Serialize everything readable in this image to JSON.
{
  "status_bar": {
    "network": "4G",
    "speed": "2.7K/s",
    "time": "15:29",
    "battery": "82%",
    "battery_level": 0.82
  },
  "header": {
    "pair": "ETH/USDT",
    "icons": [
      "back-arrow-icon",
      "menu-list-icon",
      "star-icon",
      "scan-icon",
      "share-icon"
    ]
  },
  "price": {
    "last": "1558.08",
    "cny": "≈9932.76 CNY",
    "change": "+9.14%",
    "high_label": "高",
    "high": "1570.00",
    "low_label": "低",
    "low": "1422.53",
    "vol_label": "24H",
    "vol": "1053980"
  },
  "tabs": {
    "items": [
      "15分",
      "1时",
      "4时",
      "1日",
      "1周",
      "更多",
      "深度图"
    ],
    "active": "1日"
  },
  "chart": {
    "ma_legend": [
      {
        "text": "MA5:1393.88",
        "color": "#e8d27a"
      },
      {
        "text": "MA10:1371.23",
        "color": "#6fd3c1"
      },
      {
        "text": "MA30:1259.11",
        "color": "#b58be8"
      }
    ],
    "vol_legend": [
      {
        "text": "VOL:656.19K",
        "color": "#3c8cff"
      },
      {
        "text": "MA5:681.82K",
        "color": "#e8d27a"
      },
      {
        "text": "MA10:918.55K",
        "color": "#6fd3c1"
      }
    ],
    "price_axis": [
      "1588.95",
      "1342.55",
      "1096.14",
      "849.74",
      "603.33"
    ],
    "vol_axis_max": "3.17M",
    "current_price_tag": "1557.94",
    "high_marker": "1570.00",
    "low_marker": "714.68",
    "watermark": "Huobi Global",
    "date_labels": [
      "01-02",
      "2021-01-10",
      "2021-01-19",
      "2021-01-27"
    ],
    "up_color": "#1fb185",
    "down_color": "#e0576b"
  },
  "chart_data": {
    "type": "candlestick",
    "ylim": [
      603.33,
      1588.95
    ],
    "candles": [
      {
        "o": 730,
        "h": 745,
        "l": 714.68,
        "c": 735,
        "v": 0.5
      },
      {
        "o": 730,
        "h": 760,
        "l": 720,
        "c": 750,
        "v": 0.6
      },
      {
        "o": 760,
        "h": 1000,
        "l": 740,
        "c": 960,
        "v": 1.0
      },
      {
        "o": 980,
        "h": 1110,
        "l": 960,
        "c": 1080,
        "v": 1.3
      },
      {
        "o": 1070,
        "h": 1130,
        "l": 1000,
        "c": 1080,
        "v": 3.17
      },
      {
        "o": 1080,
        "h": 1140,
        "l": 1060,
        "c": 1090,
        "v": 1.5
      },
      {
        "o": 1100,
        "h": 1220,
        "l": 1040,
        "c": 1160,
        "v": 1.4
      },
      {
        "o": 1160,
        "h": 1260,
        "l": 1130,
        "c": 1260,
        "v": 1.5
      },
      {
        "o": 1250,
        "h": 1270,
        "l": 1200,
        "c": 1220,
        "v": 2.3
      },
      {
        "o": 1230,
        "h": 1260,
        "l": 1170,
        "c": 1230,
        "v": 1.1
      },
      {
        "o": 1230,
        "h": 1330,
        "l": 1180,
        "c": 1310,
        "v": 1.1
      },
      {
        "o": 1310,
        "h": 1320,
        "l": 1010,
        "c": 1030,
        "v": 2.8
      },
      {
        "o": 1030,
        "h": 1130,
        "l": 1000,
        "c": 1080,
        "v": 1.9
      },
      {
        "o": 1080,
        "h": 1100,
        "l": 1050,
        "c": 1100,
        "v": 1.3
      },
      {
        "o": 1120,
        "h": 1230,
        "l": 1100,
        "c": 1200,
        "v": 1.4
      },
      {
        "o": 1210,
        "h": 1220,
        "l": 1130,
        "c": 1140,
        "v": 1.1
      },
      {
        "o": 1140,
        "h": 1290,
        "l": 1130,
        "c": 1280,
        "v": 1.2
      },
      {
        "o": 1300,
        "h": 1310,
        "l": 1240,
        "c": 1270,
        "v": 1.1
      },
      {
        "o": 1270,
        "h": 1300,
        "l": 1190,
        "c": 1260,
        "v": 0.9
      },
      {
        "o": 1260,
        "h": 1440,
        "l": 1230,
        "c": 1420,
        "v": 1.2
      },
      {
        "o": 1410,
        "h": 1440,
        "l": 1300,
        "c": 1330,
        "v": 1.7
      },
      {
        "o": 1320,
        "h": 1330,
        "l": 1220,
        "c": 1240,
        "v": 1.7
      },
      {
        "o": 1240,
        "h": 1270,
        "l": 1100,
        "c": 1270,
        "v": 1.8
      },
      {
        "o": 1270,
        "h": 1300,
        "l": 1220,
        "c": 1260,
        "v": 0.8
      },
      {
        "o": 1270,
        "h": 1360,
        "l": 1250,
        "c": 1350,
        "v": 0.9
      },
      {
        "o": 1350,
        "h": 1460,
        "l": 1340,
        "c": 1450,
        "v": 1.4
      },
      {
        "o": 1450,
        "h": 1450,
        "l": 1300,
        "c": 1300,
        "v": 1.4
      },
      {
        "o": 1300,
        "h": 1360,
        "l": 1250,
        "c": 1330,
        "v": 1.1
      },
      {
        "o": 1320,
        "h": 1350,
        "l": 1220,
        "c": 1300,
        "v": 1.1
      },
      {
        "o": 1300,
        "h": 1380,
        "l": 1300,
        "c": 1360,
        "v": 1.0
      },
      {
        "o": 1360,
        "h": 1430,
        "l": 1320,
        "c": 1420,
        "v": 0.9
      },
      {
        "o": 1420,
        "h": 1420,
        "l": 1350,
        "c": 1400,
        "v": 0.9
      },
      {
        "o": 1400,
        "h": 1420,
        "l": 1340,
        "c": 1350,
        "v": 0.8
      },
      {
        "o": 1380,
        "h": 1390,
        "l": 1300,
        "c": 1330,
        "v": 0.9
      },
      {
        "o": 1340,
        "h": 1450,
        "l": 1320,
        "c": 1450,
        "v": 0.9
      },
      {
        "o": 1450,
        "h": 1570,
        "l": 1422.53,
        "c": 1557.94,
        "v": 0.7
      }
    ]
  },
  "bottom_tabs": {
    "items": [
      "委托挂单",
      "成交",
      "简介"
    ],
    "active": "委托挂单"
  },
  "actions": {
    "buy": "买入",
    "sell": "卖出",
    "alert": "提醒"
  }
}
================
Print every record above exactly as written.

Serialize everything readable in this image to JSON.
{
  "status_bar": {
    "network": "4G",
    "speed": "2.7K/s",
    "time": "15:29",
    "battery": "82%",
    "battery_level": 0.82
  },
  "header": {
    "pair": "ETH/USDT",
    "icons": [
      "back-arrow-icon",
      "menu-list-icon",
      "star-icon",
      "scan-icon",
      "share-icon"
    ]
  },
  "price": {
    "last": "1558.08",
    "cny": "≈9932.76 CNY",
    "change": "+9.14%",
    "high_label": "高",
    "high": "1570.00",
    "low_label": "低",
    "low": "1422.53",
    "vol_label": "24H",
    "vol": "1053980"
  },
  "tabs": {
    "items": [
      "15分",
      "1时",
      "4时",
      "1日",
      "1周",
      "更多",
      "深度图"
    ],
    "active": "1日"
  },
  "chart": {
    "ma_legend": [
      {
        "text": "MA5:1393.88",
        "color": "#e8d27a"
      },
      {
        "text": "MA10:1371.23",
        "color": "#6fd3c1"
      },
      {
        "text": "MA30:1259.11",
        "color": "#b58be8"
      }
    ],
    "vol_legend": [
      {
        "text": "VOL:656.19K",
        "color": "#3c8cff"
      },
      {
        "text": "MA5:681.82K",
        "color": "#e8d27a"
      },
      {
        "text": "MA10:918.55K",
        "color": "#6fd3c1"
      }
    ],
    "price_axis": [
      "1588.95",
      "1342.55",
      "1096.14",
      "849.74",
      "603.33"
    ],
    "vol_axis_max": "3.17M",
    "current_price_tag": "1557.94",
    "high_marker": "1570.00",
    "low_marker": "714.68",
    "watermark": "Huobi Global",
    "date_labels": [
      "01-02",
      "2021-01-10",
      "2021-01-19",
      "2021-01-27"
    ],
    "up_color": "#1fb185",
    "down_color": "#e0576b"
  },
  "chart_data": {
    "type": "candlestick",
    "ylim": [
      603.33,
      1588.95
    ],
    "candles": [
      {
        "o": 730,
        "h": 745,
        "l": 714.68,
        "c": 735,
        "v": 0.5
      },
      {
        "o": 730,
        "h": 760,
        "l": 720,
        "c": 750,
        "v": 0.6
      },
      {
        "o": 760,
        "h": 1000,
        "l": 740,
        "c": 960,
        "v": 1.0
      },
      {
        "o": 980,
        "h": 1110,
        "l": 960,
        "c": 1080,
        "v": 1.3
      },
      {
        "o": 1070,
        "h": 1130,
        "l": 1000,
        "c": 1080,
        "v": 3.17
      },
      {
        "o": 1080,
        "h": 1140,
        "l": 1060,
        "c": 1090,
        "v": 1.5
      },
      {
        "o": 1100,
        "h": 1220,
        "l": 1040,
        "c": 1160,
        "v": 1.4
      },
      {
        "o": 1160,
        "h": 1260,
        "l": 1130,
        "c": 1260,
        "v": 1.5
      },
      {
        "o": 1250,
        "h": 1270,
        "l": 1200,
        "c": 1220,
        "v": 2.3
      },
      {
        "o": 1230,
        "h": 1260,
        "l": 1170,
        "c": 1230,
        "v": 1.1
      },
      {
        "o": 1230,
        "h": 1330,
        "l": 1180,
        "c": 1310,
        "v": 1.1
      },
      {
        "o": 1310,
        "h": 1320,
        "l": 1010,
        "c": 1030,
        "v": 2.8
      },
      {
        "o": 1030,
        "h": 1130,
        "l": 1000,
        "c": 1080,
        "v": 1.9
      },
      {
        "o": 1080,
        "h": 1100,
        "l": 1050,
        "c": 1100,
        "v": 1.3
      },
      {
        "o": 1120,
        "h": 1230,
        "l": 1100,
        "c": 1200,
        "v": 1.4
      },
      {
        "o": 1210,
        "h": 1220,
        "l": 1130,
        "c": 1140,
        "v": 1.1
      },
      {
        "o": 1140,
        "h": 1290,
        "l": 1130,
        "c": 1280,
        "v": 1.2
      },
      {
        "o": 1300,
        "h": 1310,
        "l": 1240,
        "c": 1270,
        "v": 1.1
      },
      {
        "o": 1270,
        "h": 1300,
        "l": 1190,
        "c": 1260,
        "v": 0.9
      },
      {
        "o": 1260,
        "h": 1440,
        "l": 1230,
        "c": 1420,
        "v": 1.2
      },
      {
        "o": 1410,
        "h": 1440,
        "l": 1300,
        "c": 1330,
        "v": 1.7
      },
      {
        "o": 1320,
        "h": 1330,
        "l": 1220,
        "c": 1240,
        "v": 1.7
      },
      {
        "o": 1240,
        "h": 1270,
        "l": 1100,
        "c": 1270,
        "v": 1.8
      },
      {
        "o": 1270,
        "h": 1300,
        "l": 1220,
        "c": 1260,
        "v": 0.8
      },
      {
        "o": 1270,
        "h": 1360,
        "l": 1250,
        "c": 1350,
        "v": 0.9
      },
      {
        "o": 1350,
        "h": 1460,
        "l": 1340,
        "c": 1450,
        "v": 1.4
      },
      {
        "o": 1450,
        "h": 1450,
        "l": 1300,
        "c": 1300,
        "v": 1.4
      },
      {
        "o": 1300,
        "h": 1360,
        "l": 1250,
        "c": 1330,
        "v": 1.1
      },
      {
        "o": 1320,
        "h": 1350,
        "l": 1220,
        "c": 1300,
        "v": 1.1
      },
      {
        "o": 1300,
        "h": 1380,
        "l": 1300,
        "c": 1360,
        "v": 1.0
      },
      {
        "o": 1360,
        "h": 1430,
        "l": 1320,
        "c": 1420,
        "v": 0.9
      },
      {
        "o": 1420,
        "h": 1420,
        "l": 1350,
        "c": 1400,
        "v": 0.9
      },
      {
        "o": 1400,
        "h": 1420,
        "l": 1340,
        "c": 1350,
        "v": 0.8
      },
      {
        "o": 1380,
        "h": 1390,
        "l": 1300,
        "c": 1330,
        "v": 0.9
      },
      {
        "o": 1340,
        "h": 1450,
        "l": 1320,
        "c": 1450,
        "v": 0.9
      },
      {
        "o": 1450,
        "h": 1570,
        "l": 1422.53,
        "c": 1557.94,
        "v": 0.7
      }
    ]
  },
  "bottom_tabs": {
    "items": [
      "委托挂单",
      "成交",
      "简介"
    ],
    "active": "委托挂单"
  },
  "actions": {
    "buy": "买入",
    "sell": "卖出",
    "alert": "提醒"
  }
}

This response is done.